[START OF Data extract]

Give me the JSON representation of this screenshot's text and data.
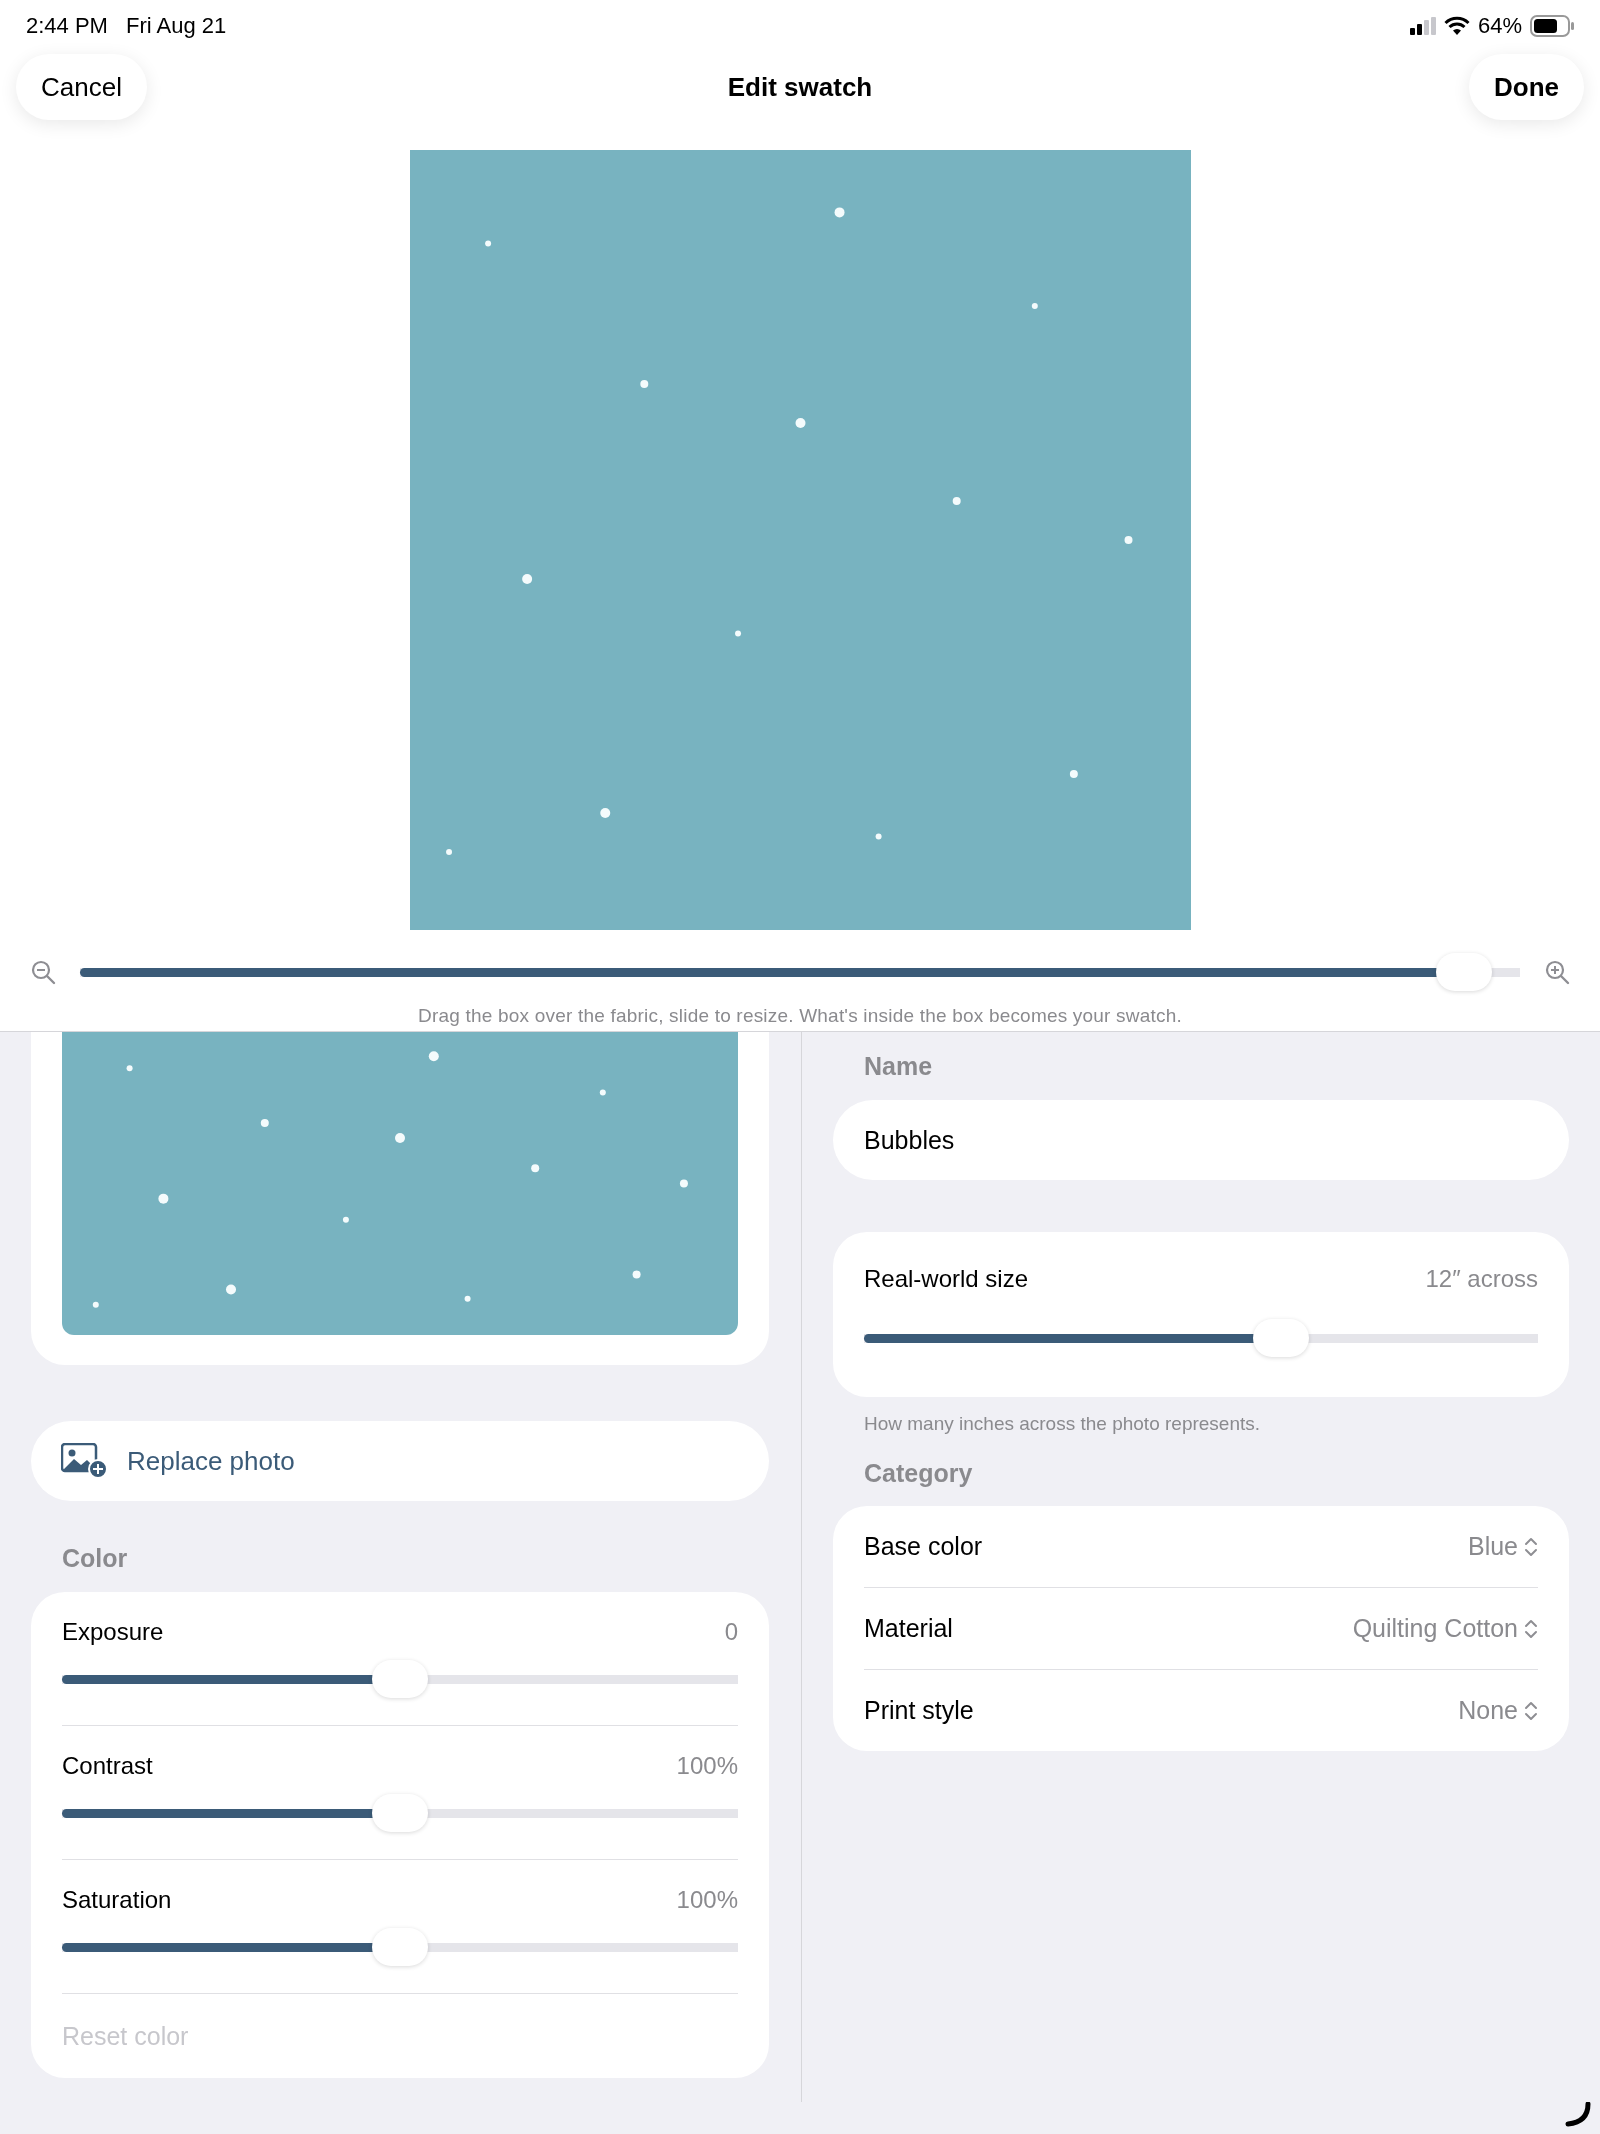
{
  "status_bar": {
    "time": "2:44 PM",
    "date": "Fri Aug 21",
    "battery": "64%"
  },
  "nav": {
    "cancel": "Cancel",
    "title": "Edit swatch",
    "done": "Done"
  },
  "crop": {
    "kind": "picture",
    "zoom_slider": {
      "level": 0.98
    },
    "caption": "Drag the box over the fabric, slide to resize. What's inside the box becomes your swatch."
  },
  "replace_button": "Replace photo",
  "color_section": {
    "header": "Color",
    "sliders": [
      {
        "label": "Exposure",
        "value": "0",
        "level": 0.5
      },
      {
        "label": "Contrast",
        "value": "100%",
        "level": 0.5
      },
      {
        "label": "Saturation",
        "value": "100%",
        "level": 0.5
      }
    ],
    "reset_button": {
      "label": "Reset color",
      "disabled": true
    }
  },
  "name_section": {
    "header": "Name",
    "value": "Bubbles"
  },
  "size_section": {
    "label": "Real-world size",
    "value": "12″ across",
    "level": 0.63,
    "hint": "How many inches across the photo represents."
  },
  "category_section": {
    "header": "Category",
    "rows": [
      {
        "label": "Base color",
        "value": "Blue"
      },
      {
        "label": "Material",
        "value": "Quilting Cotton"
      },
      {
        "label": "Print style",
        "value": "None"
      }
    ]
  }
}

[END OF Data extract]

Problem: Which lines in the records above contain the string "swatch"? Copy each one.

Solution for this problem:
    "title": "Edit swatch",
    "caption": "Drag the box over the fabric, slide to resize. What's inside the box becomes your swatch."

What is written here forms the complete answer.